- **AUFGABENSTELLUNG**:
Als Mitglied welches Ausschusses äußert sich Otto Westreicher im Seitenauszug?

- **SEITENAUSZUG**:
Ein barrierefreier Neubau – wie von der Politik angekündigt – ist für die Bewohnerinnen und Bewohner im Vergleich zur jetzigen Situation sicher von Vorteil, löst aber nicht die aktuellen strukturellen Versäumnisse in der Einrichtung und ist auch vor dem Hintergrund der UN-Behindertenrechtskonvention kritisch zu sehen, teilt VertretungsNetz abschließend BIZEPS mit.
Otto Westreicher
11.03.2016, 10:17
Die einzige Möglichkeit, um das menschenunwürdige System in Österreich zu kippen, sehe ich, als Mitglied des Monitoringausschusses für Tirol, dass der Klagsverband endlich eine Klage unterstützt, es wird sich sicher eine einzelne Person in den Heimen finden, die sich diskriminiert fühlt: SELBSTBESTIMMTES LEBEN UND INKLUSION IN DER GEMEINSCHAFT (ART. 19) 37. Sicherstellung, dass die Bundes und die Landesregierungen ihre Anstrengungen verstärken, die DeInstitutionalisierung voranzutreiben und Personen mit Behinderungen die Wahl ermöglichen, wo sie leben wollen. 39. Der Ausschuss empfiehlt, dass Ö sicherstellt, dass die Programme persönlicher Assistenz ausreichende finanzielle Unterstützung bieten, um zu gewährleisten, dass eine Person selbstbestimmt in der Gemeinschaft leben kann. ebenso Programme persönlicher Assistenz harmonisieren und erweitern soll, indem er persönliche Assistenz allen Personen mit intellektuellen und psychosozialen Behinderungen zur Verfügung stellt.

- **DATENAUSZÜGE**:
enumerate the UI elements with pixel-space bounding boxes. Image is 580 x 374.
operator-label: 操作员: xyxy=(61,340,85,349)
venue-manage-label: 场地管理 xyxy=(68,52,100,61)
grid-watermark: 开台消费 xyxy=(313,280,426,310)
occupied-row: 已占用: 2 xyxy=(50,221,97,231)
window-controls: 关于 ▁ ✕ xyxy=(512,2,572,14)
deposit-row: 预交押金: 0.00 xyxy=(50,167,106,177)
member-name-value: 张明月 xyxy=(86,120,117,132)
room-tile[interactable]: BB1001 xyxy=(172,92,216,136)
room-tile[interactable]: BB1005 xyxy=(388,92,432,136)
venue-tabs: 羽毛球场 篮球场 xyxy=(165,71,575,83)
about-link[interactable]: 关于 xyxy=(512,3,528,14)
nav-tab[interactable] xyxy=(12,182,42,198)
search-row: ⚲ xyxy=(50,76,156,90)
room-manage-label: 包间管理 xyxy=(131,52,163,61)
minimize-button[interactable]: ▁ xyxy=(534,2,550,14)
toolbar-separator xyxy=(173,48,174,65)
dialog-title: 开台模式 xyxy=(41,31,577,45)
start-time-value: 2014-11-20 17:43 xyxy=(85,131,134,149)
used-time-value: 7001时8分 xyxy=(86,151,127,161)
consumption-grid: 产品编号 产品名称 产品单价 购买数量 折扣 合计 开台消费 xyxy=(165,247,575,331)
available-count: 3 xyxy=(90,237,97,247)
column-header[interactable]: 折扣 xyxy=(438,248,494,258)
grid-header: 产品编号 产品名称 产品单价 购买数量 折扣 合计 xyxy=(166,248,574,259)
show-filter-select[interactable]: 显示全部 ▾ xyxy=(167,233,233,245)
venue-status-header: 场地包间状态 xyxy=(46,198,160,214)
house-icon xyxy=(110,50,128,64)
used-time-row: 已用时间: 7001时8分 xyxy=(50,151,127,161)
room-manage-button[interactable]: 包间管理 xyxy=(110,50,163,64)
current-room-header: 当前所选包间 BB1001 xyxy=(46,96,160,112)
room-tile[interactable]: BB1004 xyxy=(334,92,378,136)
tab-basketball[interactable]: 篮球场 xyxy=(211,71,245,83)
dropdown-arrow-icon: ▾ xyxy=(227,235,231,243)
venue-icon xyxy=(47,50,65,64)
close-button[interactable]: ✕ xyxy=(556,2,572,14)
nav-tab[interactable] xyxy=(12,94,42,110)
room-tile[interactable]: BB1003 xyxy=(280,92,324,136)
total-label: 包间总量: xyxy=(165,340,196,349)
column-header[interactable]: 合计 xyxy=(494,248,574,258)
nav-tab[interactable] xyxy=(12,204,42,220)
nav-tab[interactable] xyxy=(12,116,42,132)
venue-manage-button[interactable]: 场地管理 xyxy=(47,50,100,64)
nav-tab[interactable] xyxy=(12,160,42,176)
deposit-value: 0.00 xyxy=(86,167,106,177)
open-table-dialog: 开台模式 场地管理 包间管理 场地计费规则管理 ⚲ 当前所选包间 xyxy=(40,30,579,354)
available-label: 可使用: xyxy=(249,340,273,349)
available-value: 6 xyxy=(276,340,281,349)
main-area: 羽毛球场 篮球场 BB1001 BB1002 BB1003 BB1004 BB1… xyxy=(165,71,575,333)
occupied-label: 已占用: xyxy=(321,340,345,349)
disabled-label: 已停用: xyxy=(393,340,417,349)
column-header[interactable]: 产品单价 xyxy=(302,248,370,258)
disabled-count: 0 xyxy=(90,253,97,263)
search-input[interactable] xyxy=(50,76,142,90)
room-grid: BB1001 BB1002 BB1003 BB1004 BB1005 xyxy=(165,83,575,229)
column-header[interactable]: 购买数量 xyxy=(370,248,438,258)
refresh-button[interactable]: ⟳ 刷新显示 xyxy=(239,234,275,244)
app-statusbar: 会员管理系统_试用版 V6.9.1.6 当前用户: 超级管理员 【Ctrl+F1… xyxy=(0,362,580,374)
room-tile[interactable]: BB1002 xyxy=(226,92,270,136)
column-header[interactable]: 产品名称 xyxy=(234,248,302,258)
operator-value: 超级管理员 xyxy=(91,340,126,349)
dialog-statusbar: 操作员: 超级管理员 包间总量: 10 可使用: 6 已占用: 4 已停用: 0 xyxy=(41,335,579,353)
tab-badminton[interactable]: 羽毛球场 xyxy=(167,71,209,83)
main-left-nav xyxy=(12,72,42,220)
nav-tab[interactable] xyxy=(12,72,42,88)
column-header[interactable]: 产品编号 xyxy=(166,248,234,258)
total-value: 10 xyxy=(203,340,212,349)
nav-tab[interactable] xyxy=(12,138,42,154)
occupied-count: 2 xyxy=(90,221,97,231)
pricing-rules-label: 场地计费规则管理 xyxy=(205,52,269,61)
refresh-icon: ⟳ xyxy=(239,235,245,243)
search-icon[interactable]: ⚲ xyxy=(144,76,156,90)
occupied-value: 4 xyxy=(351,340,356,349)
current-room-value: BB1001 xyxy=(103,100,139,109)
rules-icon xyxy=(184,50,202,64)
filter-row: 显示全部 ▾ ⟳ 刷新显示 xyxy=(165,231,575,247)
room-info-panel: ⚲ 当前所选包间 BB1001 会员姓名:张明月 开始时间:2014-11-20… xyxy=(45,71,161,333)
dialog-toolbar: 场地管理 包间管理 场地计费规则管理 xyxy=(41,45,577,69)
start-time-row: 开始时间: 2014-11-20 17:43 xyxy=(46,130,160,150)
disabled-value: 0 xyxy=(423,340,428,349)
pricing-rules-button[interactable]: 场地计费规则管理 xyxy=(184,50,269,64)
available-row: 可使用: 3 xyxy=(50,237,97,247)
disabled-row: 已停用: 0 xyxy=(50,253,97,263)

- **LÖSUNG DER AUFGABE**:
Als Mitglied des Monitoringausschusses für Tirol.